* _Task to carry out_: Skip the images and copy each record exactly as written.

* _Dataset extract_:
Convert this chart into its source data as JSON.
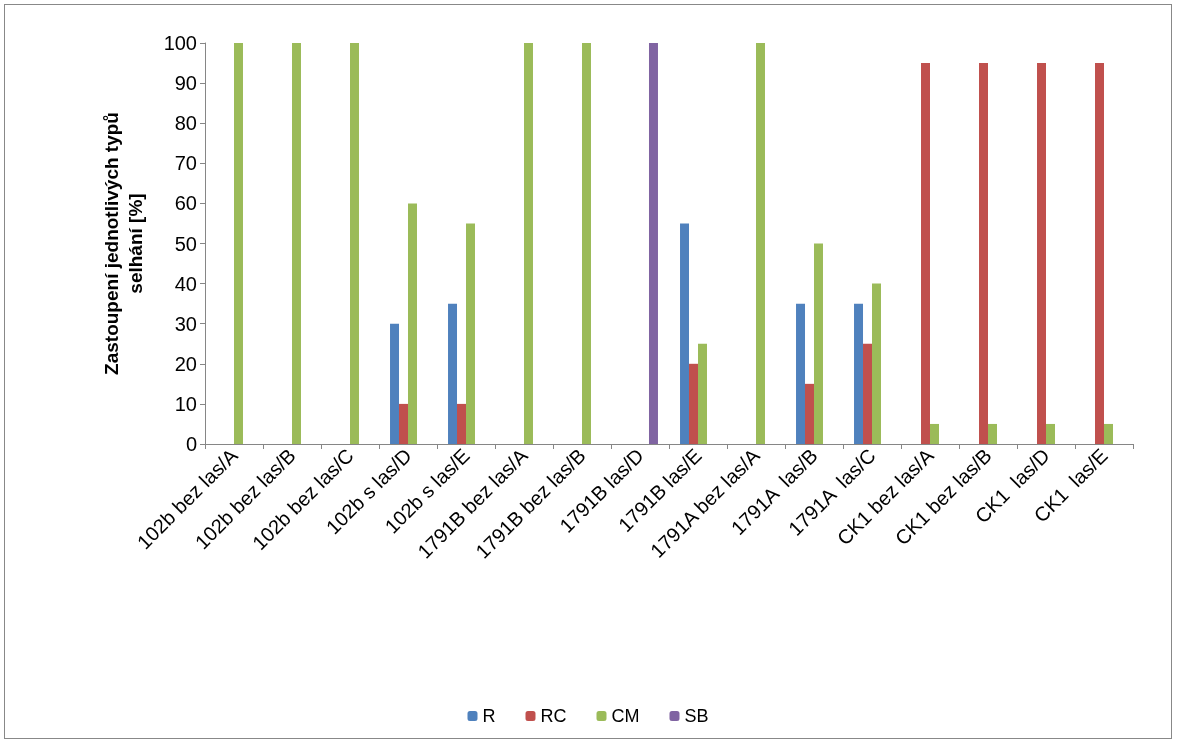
{
  "chart_data": {
    "type": "bar",
    "ylabel": "Zastoupení jednotlivých typů\nselhání [%]",
    "categories": [
      "102b bez las/A",
      "102b bez las/B",
      "102b bez las/C",
      "102b s las/D",
      "102b s las/E",
      "1791B bez las/A",
      "1791B bez las/B",
      "1791B las/D",
      "1791B las/E",
      "1791A bez las/A",
      "1791A  las/B",
      "1791A  las/C",
      "CK1 bez las/A",
      "CK1 bez las/B",
      "CK1  las/D",
      "CK1  las/E"
    ],
    "series": [
      {
        "name": "R",
        "color": "#4f81bd",
        "values": [
          null,
          null,
          null,
          30,
          35,
          null,
          null,
          null,
          55,
          null,
          35,
          35,
          null,
          null,
          null,
          null
        ]
      },
      {
        "name": "RC",
        "color": "#c0504d",
        "values": [
          null,
          null,
          null,
          10,
          10,
          null,
          null,
          null,
          20,
          null,
          15,
          25,
          95,
          95,
          95,
          95
        ]
      },
      {
        "name": "CM",
        "color": "#9bbb59",
        "values": [
          100,
          100,
          100,
          60,
          55,
          100,
          100,
          null,
          25,
          100,
          50,
          40,
          5,
          5,
          5,
          5
        ]
      },
      {
        "name": "SB",
        "color": "#8064a2",
        "values": [
          null,
          null,
          null,
          null,
          null,
          null,
          null,
          100,
          null,
          null,
          null,
          null,
          null,
          null,
          null,
          null
        ]
      }
    ],
    "ylim": [
      0,
      100
    ],
    "yticks": [
      0,
      10,
      20,
      30,
      40,
      50,
      60,
      70,
      80,
      90,
      100
    ],
    "grid": false,
    "legend": "bottom"
  }
}
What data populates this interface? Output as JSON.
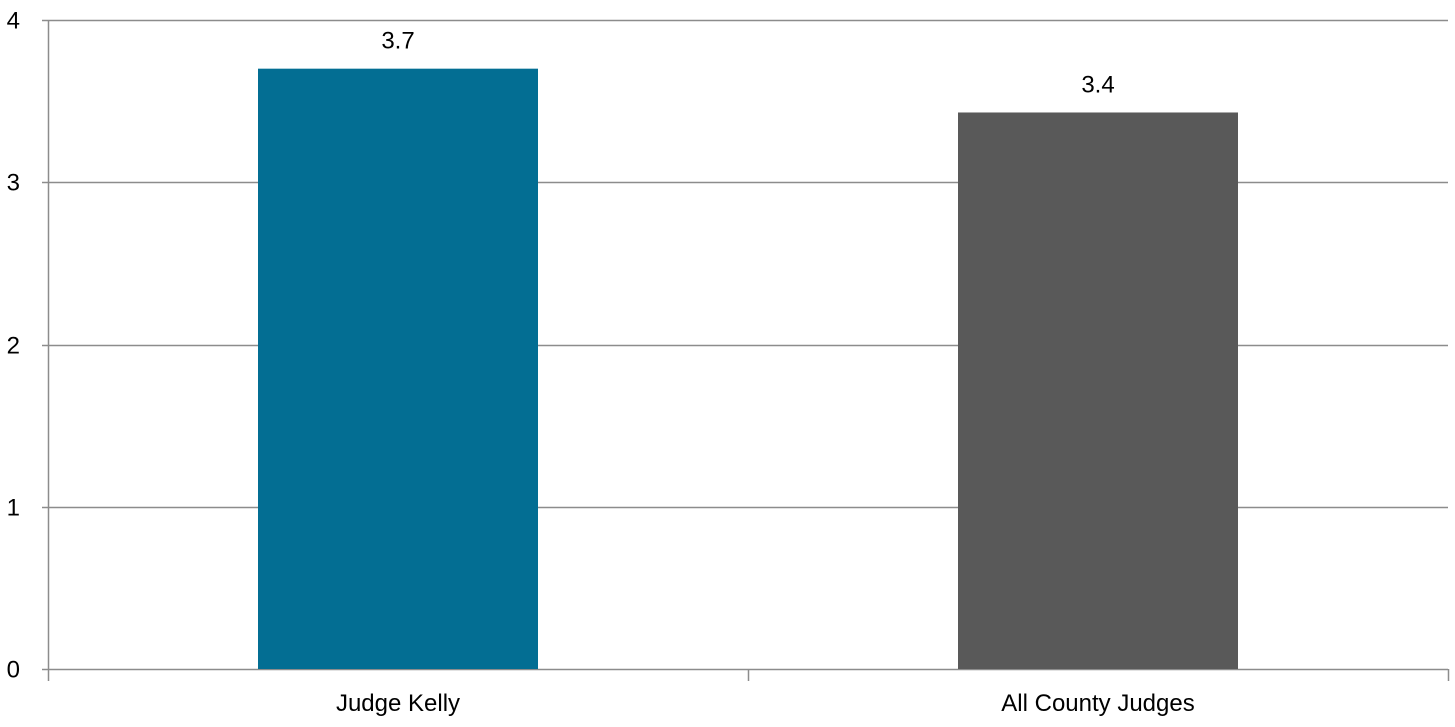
{
  "chart_data": {
    "type": "bar",
    "categories": [
      "Judge Kelly",
      "All County Judges"
    ],
    "values": [
      3.7,
      3.43
    ],
    "data_labels": [
      "3.7",
      "3.4"
    ],
    "colors": [
      "#036e93",
      "#595959"
    ],
    "ylim": [
      0,
      4
    ],
    "yticks": [
      "0",
      "1",
      "2",
      "3",
      "4"
    ],
    "title": "",
    "xlabel": "",
    "ylabel": "",
    "grid": true,
    "legend": "none"
  },
  "style": {
    "grid_color": "#8c8c8c",
    "axis_color": "#8c8c8c"
  }
}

* _The result_:
Convert this chart into its source data as JSON.
{
  "chart_data": {
    "type": "bar",
    "ylabel": "Zastoupení jednotlivých typů\nselhání [%]",
    "categories": [
      "102b bez las/A",
      "102b bez las/B",
      "102b bez las/C",
      "102b s las/D",
      "102b s las/E",
      "1791B bez las/A",
      "1791B bez las/B",
      "1791B las/D",
      "1791B las/E",
      "1791A bez las/A",
      "1791A  las/B",
      "1791A  las/C",
      "CK1 bez las/A",
      "CK1 bez las/B",
      "CK1  las/D",
      "CK1  las/E"
    ],
    "series": [
      {
        "name": "R",
        "color": "#4f81bd",
        "values": [
          null,
          null,
          null,
          30,
          35,
          null,
          null,
          null,
          55,
          null,
          35,
          35,
          null,
          null,
          null,
          null
        ]
      },
      {
        "name": "RC",
        "color": "#c0504d",
        "values": [
          null,
          null,
          null,
          10,
          10,
          null,
          null,
          null,
          20,
          null,
          15,
          25,
          95,
          95,
          95,
          95
        ]
      },
      {
        "name": "CM",
        "color": "#9bbb59",
        "values": [
          100,
          100,
          100,
          60,
          55,
          100,
          100,
          null,
          25,
          100,
          50,
          40,
          5,
          5,
          5,
          5
        ]
      },
      {
        "name": "SB",
        "color": "#8064a2",
        "values": [
          null,
          null,
          null,
          null,
          null,
          null,
          null,
          100,
          null,
          null,
          null,
          null,
          null,
          null,
          null,
          null
        ]
      }
    ],
    "ylim": [
      0,
      100
    ],
    "yticks": [
      0,
      10,
      20,
      30,
      40,
      50,
      60,
      70,
      80,
      90,
      100
    ],
    "grid": false,
    "legend": "bottom"
  }
}
What data populates this interface? Output as JSON.
{
  "chart_data": {
    "type": "bar",
    "categories": [
      "Judge Kelly",
      "All County Judges"
    ],
    "values": [
      3.7,
      3.43
    ],
    "data_labels": [
      "3.7",
      "3.4"
    ],
    "colors": [
      "#036e93",
      "#595959"
    ],
    "ylim": [
      0,
      4
    ],
    "yticks": [
      "0",
      "1",
      "2",
      "3",
      "4"
    ],
    "title": "",
    "xlabel": "",
    "ylabel": "",
    "grid": true,
    "legend": "none"
  },
  "style": {
    "grid_color": "#8c8c8c",
    "axis_color": "#8c8c8c"
  }
}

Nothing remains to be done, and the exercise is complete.